Figure dataset records:
>> Begin
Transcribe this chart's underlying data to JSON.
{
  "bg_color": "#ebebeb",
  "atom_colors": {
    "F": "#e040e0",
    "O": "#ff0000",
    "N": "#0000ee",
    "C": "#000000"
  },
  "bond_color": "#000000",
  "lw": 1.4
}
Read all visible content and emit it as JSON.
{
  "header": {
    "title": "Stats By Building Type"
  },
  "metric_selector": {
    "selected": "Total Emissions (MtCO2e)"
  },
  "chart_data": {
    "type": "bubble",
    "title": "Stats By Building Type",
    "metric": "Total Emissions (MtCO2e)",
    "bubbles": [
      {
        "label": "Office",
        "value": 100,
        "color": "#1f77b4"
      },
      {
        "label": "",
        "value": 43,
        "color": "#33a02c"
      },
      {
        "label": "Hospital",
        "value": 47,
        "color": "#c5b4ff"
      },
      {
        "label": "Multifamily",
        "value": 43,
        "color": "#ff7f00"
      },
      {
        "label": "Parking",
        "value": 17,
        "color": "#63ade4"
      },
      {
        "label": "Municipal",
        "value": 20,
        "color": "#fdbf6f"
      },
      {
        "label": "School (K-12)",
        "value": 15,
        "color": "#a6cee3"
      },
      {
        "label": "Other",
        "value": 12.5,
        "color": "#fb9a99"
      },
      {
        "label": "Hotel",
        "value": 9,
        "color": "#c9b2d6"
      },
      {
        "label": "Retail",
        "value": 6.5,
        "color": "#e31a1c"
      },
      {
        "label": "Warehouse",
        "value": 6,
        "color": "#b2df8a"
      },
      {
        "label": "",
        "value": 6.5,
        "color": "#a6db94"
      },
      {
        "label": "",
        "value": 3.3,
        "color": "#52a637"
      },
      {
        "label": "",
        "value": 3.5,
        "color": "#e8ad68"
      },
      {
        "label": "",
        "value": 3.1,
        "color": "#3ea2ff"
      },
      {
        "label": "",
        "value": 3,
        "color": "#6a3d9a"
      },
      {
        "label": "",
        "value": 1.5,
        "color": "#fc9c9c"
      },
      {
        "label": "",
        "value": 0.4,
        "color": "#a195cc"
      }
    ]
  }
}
>> End
Objective ▸ Please quote the data above in full, with no line missing.

Exercise result ▸
Transcribe this chart's underlying data to JSON.
{
  "bg_color": "#ebebeb",
  "atom_colors": {
    "F": "#e040e0",
    "O": "#ff0000",
    "N": "#0000ee",
    "C": "#000000"
  },
  "bond_color": "#000000",
  "lw": 1.4
}
Read all visible content and emit it as JSON.
{
  "header": {
    "title": "Stats By Building Type"
  },
  "metric_selector": {
    "selected": "Total Emissions (MtCO2e)"
  },
  "chart_data": {
    "type": "bubble",
    "title": "Stats By Building Type",
    "metric": "Total Emissions (MtCO2e)",
    "bubbles": [
      {
        "label": "Office",
        "value": 100,
        "color": "#1f77b4"
      },
      {
        "label": "",
        "value": 43,
        "color": "#33a02c"
      },
      {
        "label": "Hospital",
        "value": 47,
        "color": "#c5b4ff"
      },
      {
        "label": "Multifamily",
        "value": 43,
        "color": "#ff7f00"
      },
      {
        "label": "Parking",
        "value": 17,
        "color": "#63ade4"
      },
      {
        "label": "Municipal",
        "value": 20,
        "color": "#fdbf6f"
      },
      {
        "label": "School (K-12)",
        "value": 15,
        "color": "#a6cee3"
      },
      {
        "label": "Other",
        "value": 12.5,
        "color": "#fb9a99"
      },
      {
        "label": "Hotel",
        "value": 9,
        "color": "#c9b2d6"
      },
      {
        "label": "Retail",
        "value": 6.5,
        "color": "#e31a1c"
      },
      {
        "label": "Warehouse",
        "value": 6,
        "color": "#b2df8a"
      },
      {
        "label": "",
        "value": 6.5,
        "color": "#a6db94"
      },
      {
        "label": "",
        "value": 3.3,
        "color": "#52a637"
      },
      {
        "label": "",
        "value": 3.5,
        "color": "#e8ad68"
      },
      {
        "label": "",
        "value": 3.1,
        "color": "#3ea2ff"
      },
      {
        "label": "",
        "value": 3,
        "color": "#6a3d9a"
      },
      {
        "label": "",
        "value": 1.5,
        "color": "#fc9c9c"
      },
      {
        "label": "",
        "value": 0.4,
        "color": "#a195cc"
      }
    ]
  }
}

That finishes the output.